**Exercise details:** Restate each of the lines below word for word and drop every picture.

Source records
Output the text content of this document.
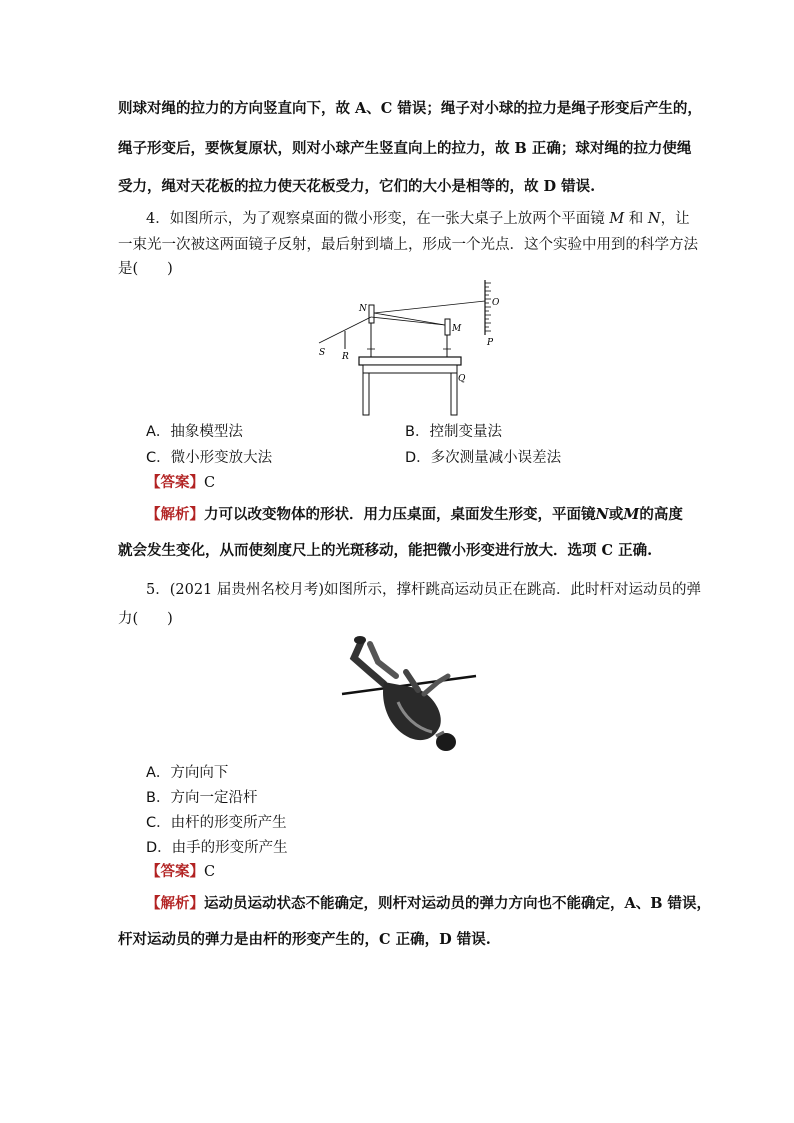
则球对绳的拉力的方向竖直向下，故 A、C 错误；绳子对小球的拉力是绳子形变后产生的，
绳子形变后，要恢复原状，则对小球产生竖直向上的拉力，故 B 正确；球对绳的拉力使绳
受力，绳对天花板的拉力使天花板受力，它们的大小是相等的，故 D 错误.
4．如图所示，为了观察桌面的微小形变，在一张大桌子上放两个平面镜 M 和 N，让
一束光一次被这两面镜子反射，最后射到墙上，形成一个光点．这个实验中用到的科学方法
是(　　)
N
M
O
P
S R
Q
A．抽象模型法	B．控制变量法
C．微小形变放大法	D．多次测量减小误差法
【答案】C
【解析】力可以改变物体的形状．用力压桌面，桌面发生形变，平面镜N或M的高度
就会发生变化，从而使刻度尺上的光斑移动，能把微小形变进行放大．选项 C 正确.
5．(2021 届贵州名校月考)如图所示，撑杆跳高运动员正在跳高．此时杆对运动员的弹
力(　　)
A．方向向下
B．方向一定沿杆
C．由杆的形变所产生
D．由手的形变所产生
【答案】C
【解析】运动员运动状态不能确定，则杆对运动员的弹力方向也不能确定，A、B 错误，
杆对运动员的弹力是由杆的形变产生的，C 正确，D 错误.
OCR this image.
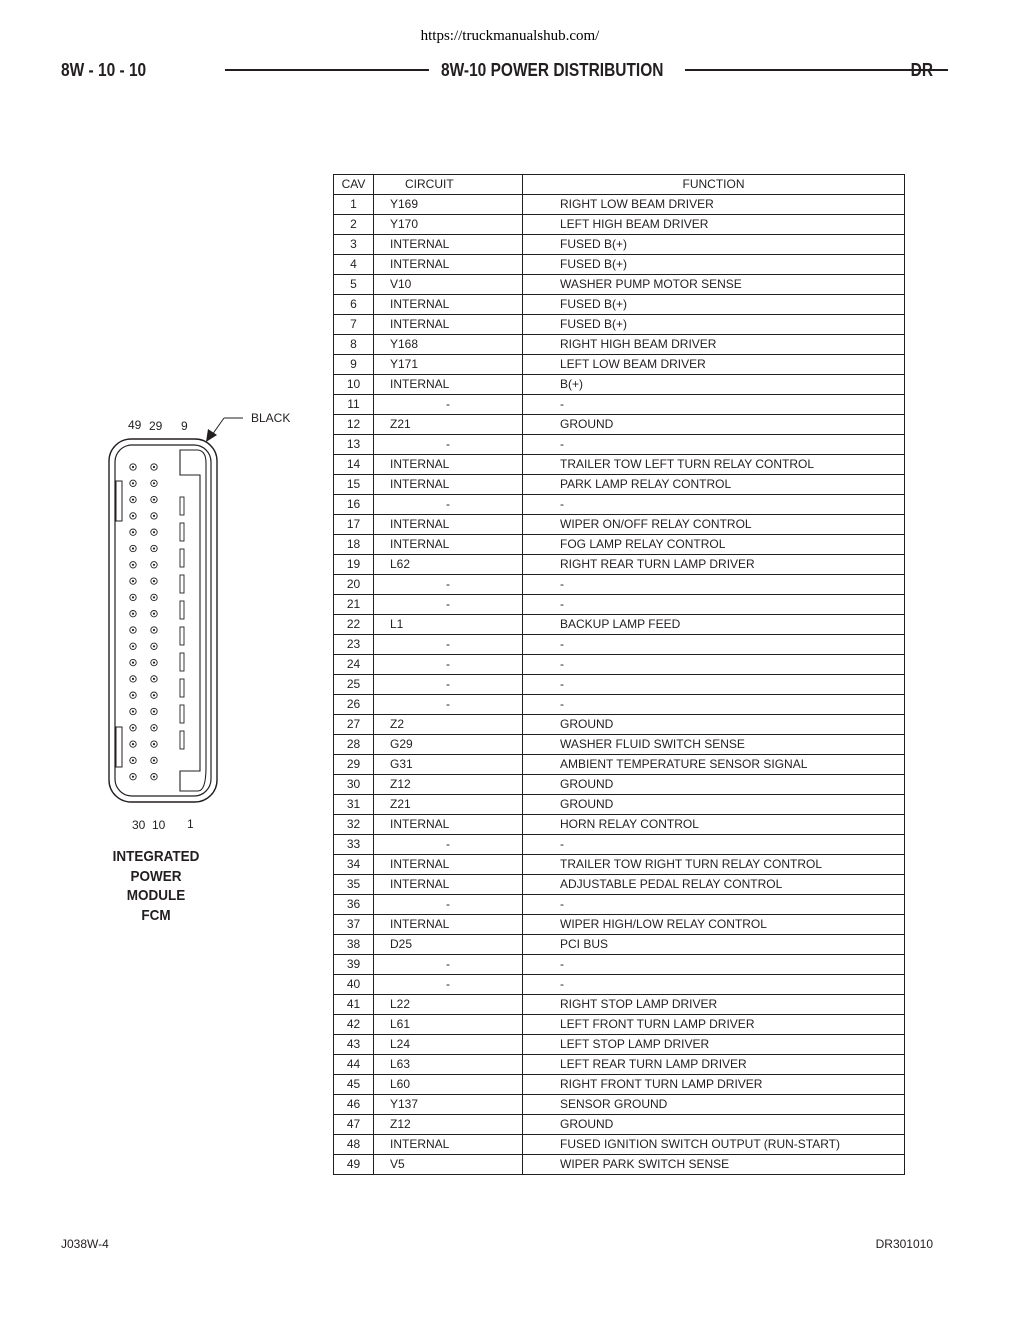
https://truckmanualshub.com/
8W - 10 - 10	8W-10 POWER DISTRIBUTION	DR
49 29 9
BLACK
30 10 1
INTEGRATED
POWER
MODULE
FCM
CAV	CIRCUIT	FUNCTION
1	Y169	RIGHT LOW BEAM DRIVER
2	Y170	LEFT HIGH BEAM DRIVER
3	INTERNAL	FUSED B(+)
4	INTERNAL	FUSED B(+)
5	V10	WASHER PUMP MOTOR SENSE
6	INTERNAL	FUSED B(+)
7	INTERNAL	FUSED B(+)
8	Y168	RIGHT HIGH BEAM DRIVER
9	Y171	LEFT LOW BEAM DRIVER
10	INTERNAL	B(+)
11	-	-
12	Z21	GROUND
13	-	-
14	INTERNAL	TRAILER TOW LEFT TURN RELAY CONTROL
15	INTERNAL	PARK LAMP RELAY CONTROL
16	-	-
17	INTERNAL	WIPER ON/OFF RELAY CONTROL
18	INTERNAL	FOG LAMP RELAY CONTROL
19	L62	RIGHT REAR TURN LAMP DRIVER
20	-	-
21	-	-
22	L1	BACKUP LAMP FEED
23	-	-
24	-	-
25	-	-
26	-	-
27	Z2	GROUND
28	G29	WASHER FLUID SWITCH SENSE
29	G31	AMBIENT TEMPERATURE SENSOR SIGNAL
30	Z12	GROUND
31	Z21	GROUND
32	INTERNAL	HORN RELAY CONTROL
33	-	-
34	INTERNAL	TRAILER TOW RIGHT TURN RELAY CONTROL
35	INTERNAL	ADJUSTABLE PEDAL RELAY CONTROL
36	-	-
37	INTERNAL	WIPER HIGH/LOW RELAY CONTROL
38	D25	PCI BUS
39	-	-
40	-	-
41	L22	RIGHT STOP LAMP DRIVER
42	L61	LEFT FRONT TURN LAMP DRIVER
43	L24	LEFT STOP LAMP DRIVER
44	L63	LEFT REAR TURN LAMP DRIVER
45	L60	RIGHT FRONT TURN LAMP DRIVER
46	Y137	SENSOR GROUND
47	Z12	GROUND
48	INTERNAL	FUSED IGNITION SWITCH OUTPUT (RUN-START)
49	V5	WIPER PARK SWITCH SENSE
J038W-4	DR301010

**Correct response:**
Output the text content of this document.
则球对绳的拉力的方向竖直向下，故 A、C 错误；绳子对小球的拉力是绳子形变后产生的，
绳子形变后，要恢复原状，则对小球产生竖直向上的拉力，故 B 正确；球对绳的拉力使绳
受力，绳对天花板的拉力使天花板受力，它们的大小是相等的，故 D 错误.
4．如图所示，为了观察桌面的微小形变，在一张大桌子上放两个平面镜 M 和 N，让
一束光一次被这两面镜子反射，最后射到墙上，形成一个光点．这个实验中用到的科学方法
是(　　)
N
M
O
P
S R
Q
A．抽象模型法	B．控制变量法
C．微小形变放大法	D．多次测量减小误差法
【答案】C
【解析】力可以改变物体的形状．用力压桌面，桌面发生形变，平面镜N或M的高度
就会发生变化，从而使刻度尺上的光斑移动，能把微小形变进行放大．选项 C 正确.
5．(2021 届贵州名校月考)如图所示，撑杆跳高运动员正在跳高．此时杆对运动员的弹
力(　　)
A．方向向下
B．方向一定沿杆
C．由杆的形变所产生
D．由手的形变所产生
【答案】C
【解析】运动员运动状态不能确定，则杆对运动员的弹力方向也不能确定，A、B 错误，
杆对运动员的弹力是由杆的形变产生的，C 正确，D 错误.
OCR this image.
https://truckmanualshub.com/
8W - 10 - 10	8W-10 POWER DISTRIBUTION	DR
49 29 9
BLACK
30 10 1
INTEGRATED
POWER
MODULE
FCM
CAV	CIRCUIT	FUNCTION
1	Y169	RIGHT LOW BEAM DRIVER
2	Y170	LEFT HIGH BEAM DRIVER
3	INTERNAL	FUSED B(+)
4	INTERNAL	FUSED B(+)
5	V10	WASHER PUMP MOTOR SENSE
6	INTERNAL	FUSED B(+)
7	INTERNAL	FUSED B(+)
8	Y168	RIGHT HIGH BEAM DRIVER
9	Y171	LEFT LOW BEAM DRIVER
10	INTERNAL	B(+)
11	-	-
12	Z21	GROUND
13	-	-
14	INTERNAL	TRAILER TOW LEFT TURN RELAY CONTROL
15	INTERNAL	PARK LAMP RELAY CONTROL
16	-	-
17	INTERNAL	WIPER ON/OFF RELAY CONTROL
18	INTERNAL	FOG LAMP RELAY CONTROL
19	L62	RIGHT REAR TURN LAMP DRIVER
20	-	-
21	-	-
22	L1	BACKUP LAMP FEED
23	-	-
24	-	-
25	-	-
26	-	-
27	Z2	GROUND
28	G29	WASHER FLUID SWITCH SENSE
29	G31	AMBIENT TEMPERATURE SENSOR SIGNAL
30	Z12	GROUND
31	Z21	GROUND
32	INTERNAL	HORN RELAY CONTROL
33	-	-
34	INTERNAL	TRAILER TOW RIGHT TURN RELAY CONTROL
35	INTERNAL	ADJUSTABLE PEDAL RELAY CONTROL
36	-	-
37	INTERNAL	WIPER HIGH/LOW RELAY CONTROL
38	D25	PCI BUS
39	-	-
40	-	-
41	L22	RIGHT STOP LAMP DRIVER
42	L61	LEFT FRONT TURN LAMP DRIVER
43	L24	LEFT STOP LAMP DRIVER
44	L63	LEFT REAR TURN LAMP DRIVER
45	L60	RIGHT FRONT TURN LAMP DRIVER
46	Y137	SENSOR GROUND
47	Z12	GROUND
48	INTERNAL	FUSED IGNITION SWITCH OUTPUT (RUN-START)
49	V5	WIPER PARK SWITCH SENSE
J038W-4	DR301010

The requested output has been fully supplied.